Job — The records below must be duplicated exactly, character for character.

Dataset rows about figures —
● ● ●

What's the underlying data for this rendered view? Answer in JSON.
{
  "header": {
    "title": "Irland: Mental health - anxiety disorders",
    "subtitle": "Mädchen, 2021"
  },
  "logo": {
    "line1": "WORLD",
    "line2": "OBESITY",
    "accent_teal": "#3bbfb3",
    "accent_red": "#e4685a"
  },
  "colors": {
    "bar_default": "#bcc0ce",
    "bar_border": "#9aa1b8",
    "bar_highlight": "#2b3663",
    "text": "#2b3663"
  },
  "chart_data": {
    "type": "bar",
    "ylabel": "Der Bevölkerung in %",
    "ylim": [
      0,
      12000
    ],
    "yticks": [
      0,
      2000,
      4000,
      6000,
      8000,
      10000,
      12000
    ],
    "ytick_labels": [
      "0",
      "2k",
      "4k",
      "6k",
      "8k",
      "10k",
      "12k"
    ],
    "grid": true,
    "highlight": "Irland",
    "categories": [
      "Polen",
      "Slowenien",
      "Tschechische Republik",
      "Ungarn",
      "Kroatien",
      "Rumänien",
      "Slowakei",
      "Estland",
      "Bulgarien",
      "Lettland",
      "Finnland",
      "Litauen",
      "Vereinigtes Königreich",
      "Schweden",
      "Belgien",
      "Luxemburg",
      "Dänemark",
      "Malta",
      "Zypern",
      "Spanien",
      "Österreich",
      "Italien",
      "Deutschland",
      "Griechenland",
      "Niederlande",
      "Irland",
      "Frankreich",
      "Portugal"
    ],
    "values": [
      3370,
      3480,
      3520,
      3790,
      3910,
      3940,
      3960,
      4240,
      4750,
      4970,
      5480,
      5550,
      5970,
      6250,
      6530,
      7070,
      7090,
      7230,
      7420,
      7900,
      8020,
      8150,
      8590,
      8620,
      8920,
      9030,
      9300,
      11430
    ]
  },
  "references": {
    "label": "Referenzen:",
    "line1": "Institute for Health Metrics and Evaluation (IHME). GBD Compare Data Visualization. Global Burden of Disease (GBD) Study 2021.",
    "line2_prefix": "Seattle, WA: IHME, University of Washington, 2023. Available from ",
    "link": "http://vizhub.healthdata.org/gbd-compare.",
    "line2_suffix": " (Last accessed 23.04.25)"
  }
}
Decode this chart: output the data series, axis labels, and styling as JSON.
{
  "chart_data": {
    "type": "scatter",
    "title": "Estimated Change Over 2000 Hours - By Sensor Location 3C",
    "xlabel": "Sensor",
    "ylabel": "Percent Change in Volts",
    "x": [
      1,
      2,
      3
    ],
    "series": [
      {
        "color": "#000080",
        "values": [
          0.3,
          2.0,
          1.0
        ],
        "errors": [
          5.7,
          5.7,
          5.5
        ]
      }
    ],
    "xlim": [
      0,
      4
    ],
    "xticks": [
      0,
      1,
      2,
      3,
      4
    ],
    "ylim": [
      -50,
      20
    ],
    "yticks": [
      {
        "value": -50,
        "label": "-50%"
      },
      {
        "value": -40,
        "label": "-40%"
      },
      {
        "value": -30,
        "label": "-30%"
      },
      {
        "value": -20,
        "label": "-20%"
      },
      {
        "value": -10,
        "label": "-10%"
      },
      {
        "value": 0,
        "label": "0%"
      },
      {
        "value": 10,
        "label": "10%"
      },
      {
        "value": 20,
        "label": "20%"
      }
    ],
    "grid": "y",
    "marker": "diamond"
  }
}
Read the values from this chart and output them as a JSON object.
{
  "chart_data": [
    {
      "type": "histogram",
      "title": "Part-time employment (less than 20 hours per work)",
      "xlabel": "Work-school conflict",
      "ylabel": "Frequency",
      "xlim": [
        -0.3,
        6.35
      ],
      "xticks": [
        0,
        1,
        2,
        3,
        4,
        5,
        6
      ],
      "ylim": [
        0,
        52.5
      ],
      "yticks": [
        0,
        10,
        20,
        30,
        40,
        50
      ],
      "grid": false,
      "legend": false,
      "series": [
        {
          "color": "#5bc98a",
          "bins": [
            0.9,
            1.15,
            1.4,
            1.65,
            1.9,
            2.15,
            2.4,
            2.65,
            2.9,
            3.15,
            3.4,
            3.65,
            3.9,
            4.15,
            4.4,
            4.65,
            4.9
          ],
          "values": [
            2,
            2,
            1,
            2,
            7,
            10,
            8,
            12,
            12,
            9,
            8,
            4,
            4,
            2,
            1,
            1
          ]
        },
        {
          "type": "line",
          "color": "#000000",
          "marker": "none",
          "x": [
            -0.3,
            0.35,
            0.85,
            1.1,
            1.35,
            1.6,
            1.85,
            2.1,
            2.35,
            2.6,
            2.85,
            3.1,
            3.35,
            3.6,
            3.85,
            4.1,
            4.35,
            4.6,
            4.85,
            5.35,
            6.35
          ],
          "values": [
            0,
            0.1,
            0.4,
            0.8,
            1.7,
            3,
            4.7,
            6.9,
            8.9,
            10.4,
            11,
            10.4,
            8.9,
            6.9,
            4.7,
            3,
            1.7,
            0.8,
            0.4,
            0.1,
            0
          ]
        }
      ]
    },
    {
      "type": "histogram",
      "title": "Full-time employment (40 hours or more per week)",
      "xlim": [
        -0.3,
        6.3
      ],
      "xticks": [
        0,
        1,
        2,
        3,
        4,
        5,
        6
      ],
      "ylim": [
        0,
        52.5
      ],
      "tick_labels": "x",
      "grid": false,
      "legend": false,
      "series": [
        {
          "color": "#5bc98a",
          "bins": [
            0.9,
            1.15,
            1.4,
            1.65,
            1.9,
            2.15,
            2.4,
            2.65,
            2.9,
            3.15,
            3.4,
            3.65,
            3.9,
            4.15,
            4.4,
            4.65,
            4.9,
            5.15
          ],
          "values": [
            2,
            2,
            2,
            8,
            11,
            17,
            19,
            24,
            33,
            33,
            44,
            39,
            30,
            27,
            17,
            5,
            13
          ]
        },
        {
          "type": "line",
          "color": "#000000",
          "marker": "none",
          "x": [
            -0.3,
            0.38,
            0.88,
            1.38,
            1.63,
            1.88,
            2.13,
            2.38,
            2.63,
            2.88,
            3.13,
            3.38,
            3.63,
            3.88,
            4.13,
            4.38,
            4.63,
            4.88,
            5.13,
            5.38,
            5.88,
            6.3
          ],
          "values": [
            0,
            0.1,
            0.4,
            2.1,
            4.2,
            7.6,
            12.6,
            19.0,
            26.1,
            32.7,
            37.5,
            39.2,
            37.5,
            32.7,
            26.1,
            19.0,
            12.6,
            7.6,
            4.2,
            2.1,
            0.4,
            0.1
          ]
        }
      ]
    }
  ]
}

● ● ●

Solution to this exercise —
What's the underlying data for this rendered view? Answer in JSON.
{
  "header": {
    "title": "Irland: Mental health - anxiety disorders",
    "subtitle": "Mädchen, 2021"
  },
  "logo": {
    "line1": "WORLD",
    "line2": "OBESITY",
    "accent_teal": "#3bbfb3",
    "accent_red": "#e4685a"
  },
  "colors": {
    "bar_default": "#bcc0ce",
    "bar_border": "#9aa1b8",
    "bar_highlight": "#2b3663",
    "text": "#2b3663"
  },
  "chart_data": {
    "type": "bar",
    "ylabel": "Der Bevölkerung in %",
    "ylim": [
      0,
      12000
    ],
    "yticks": [
      0,
      2000,
      4000,
      6000,
      8000,
      10000,
      12000
    ],
    "ytick_labels": [
      "0",
      "2k",
      "4k",
      "6k",
      "8k",
      "10k",
      "12k"
    ],
    "grid": true,
    "highlight": "Irland",
    "categories": [
      "Polen",
      "Slowenien",
      "Tschechische Republik",
      "Ungarn",
      "Kroatien",
      "Rumänien",
      "Slowakei",
      "Estland",
      "Bulgarien",
      "Lettland",
      "Finnland",
      "Litauen",
      "Vereinigtes Königreich",
      "Schweden",
      "Belgien",
      "Luxemburg",
      "Dänemark",
      "Malta",
      "Zypern",
      "Spanien",
      "Österreich",
      "Italien",
      "Deutschland",
      "Griechenland",
      "Niederlande",
      "Irland",
      "Frankreich",
      "Portugal"
    ],
    "values": [
      3370,
      3480,
      3520,
      3790,
      3910,
      3940,
      3960,
      4240,
      4750,
      4970,
      5480,
      5550,
      5970,
      6250,
      6530,
      7070,
      7090,
      7230,
      7420,
      7900,
      8020,
      8150,
      8590,
      8620,
      8920,
      9030,
      9300,
      11430
    ]
  },
  "references": {
    "label": "Referenzen:",
    "line1": "Institute for Health Metrics and Evaluation (IHME). GBD Compare Data Visualization. Global Burden of Disease (GBD) Study 2021.",
    "line2_prefix": "Seattle, WA: IHME, University of Washington, 2023. Available from ",
    "link": "http://vizhub.healthdata.org/gbd-compare.",
    "line2_suffix": " (Last accessed 23.04.25)"
  }
}
Decode this chart: output the data series, axis labels, and styling as JSON.
{
  "chart_data": {
    "type": "scatter",
    "title": "Estimated Change Over 2000 Hours - By Sensor Location 3C",
    "xlabel": "Sensor",
    "ylabel": "Percent Change in Volts",
    "x": [
      1,
      2,
      3
    ],
    "series": [
      {
        "color": "#000080",
        "values": [
          0.3,
          2.0,
          1.0
        ],
        "errors": [
          5.7,
          5.7,
          5.5
        ]
      }
    ],
    "xlim": [
      0,
      4
    ],
    "xticks": [
      0,
      1,
      2,
      3,
      4
    ],
    "ylim": [
      -50,
      20
    ],
    "yticks": [
      {
        "value": -50,
        "label": "-50%"
      },
      {
        "value": -40,
        "label": "-40%"
      },
      {
        "value": -30,
        "label": "-30%"
      },
      {
        "value": -20,
        "label": "-20%"
      },
      {
        "value": -10,
        "label": "-10%"
      },
      {
        "value": 0,
        "label": "0%"
      },
      {
        "value": 10,
        "label": "10%"
      },
      {
        "value": 20,
        "label": "20%"
      }
    ],
    "grid": "y",
    "marker": "diamond"
  }
}
Read the values from this chart and output them as a JSON object.
{
  "chart_data": [
    {
      "type": "histogram",
      "title": "Part-time employment (less than 20 hours per work)",
      "xlabel": "Work-school conflict",
      "ylabel": "Frequency",
      "xlim": [
        -0.3,
        6.35
      ],
      "xticks": [
        0,
        1,
        2,
        3,
        4,
        5,
        6
      ],
      "ylim": [
        0,
        52.5
      ],
      "yticks": [
        0,
        10,
        20,
        30,
        40,
        50
      ],
      "grid": false,
      "legend": false,
      "series": [
        {
          "color": "#5bc98a",
          "bins": [
            0.9,
            1.15,
            1.4,
            1.65,
            1.9,
            2.15,
            2.4,
            2.65,
            2.9,
            3.15,
            3.4,
            3.65,
            3.9,
            4.15,
            4.4,
            4.65,
            4.9
          ],
          "values": [
            2,
            2,
            1,
            2,
            7,
            10,
            8,
            12,
            12,
            9,
            8,
            4,
            4,
            2,
            1,
            1
          ]
        },
        {
          "type": "line",
          "color": "#000000",
          "marker": "none",
          "x": [
            -0.3,
            0.35,
            0.85,
            1.1,
            1.35,
            1.6,
            1.85,
            2.1,
            2.35,
            2.6,
            2.85,
            3.1,
            3.35,
            3.6,
            3.85,
            4.1,
            4.35,
            4.6,
            4.85,
            5.35,
            6.35
          ],
          "values": [
            0,
            0.1,
            0.4,
            0.8,
            1.7,
            3,
            4.7,
            6.9,
            8.9,
            10.4,
            11,
            10.4,
            8.9,
            6.9,
            4.7,
            3,
            1.7,
            0.8,
            0.4,
            0.1,
            0
          ]
        }
      ]
    },
    {
      "type": "histogram",
      "title": "Full-time employment (40 hours or more per week)",
      "xlim": [
        -0.3,
        6.3
      ],
      "xticks": [
        0,
        1,
        2,
        3,
        4,
        5,
        6
      ],
      "ylim": [
        0,
        52.5
      ],
      "tick_labels": "x",
      "grid": false,
      "legend": false,
      "series": [
        {
          "color": "#5bc98a",
          "bins": [
            0.9,
            1.15,
            1.4,
            1.65,
            1.9,
            2.15,
            2.4,
            2.65,
            2.9,
            3.15,
            3.4,
            3.65,
            3.9,
            4.15,
            4.4,
            4.65,
            4.9,
            5.15
          ],
          "values": [
            2,
            2,
            2,
            8,
            11,
            17,
            19,
            24,
            33,
            33,
            44,
            39,
            30,
            27,
            17,
            5,
            13
          ]
        },
        {
          "type": "line",
          "color": "#000000",
          "marker": "none",
          "x": [
            -0.3,
            0.38,
            0.88,
            1.38,
            1.63,
            1.88,
            2.13,
            2.38,
            2.63,
            2.88,
            3.13,
            3.38,
            3.63,
            3.88,
            4.13,
            4.38,
            4.63,
            4.88,
            5.13,
            5.38,
            5.88,
            6.3
          ],
          "values": [
            0,
            0.1,
            0.4,
            2.1,
            4.2,
            7.6,
            12.6,
            19.0,
            26.1,
            32.7,
            37.5,
            39.2,
            37.5,
            32.7,
            26.1,
            19.0,
            12.6,
            7.6,
            4.2,
            2.1,
            0.4,
            0.1
          ]
        }
      ]
    }
  ]
}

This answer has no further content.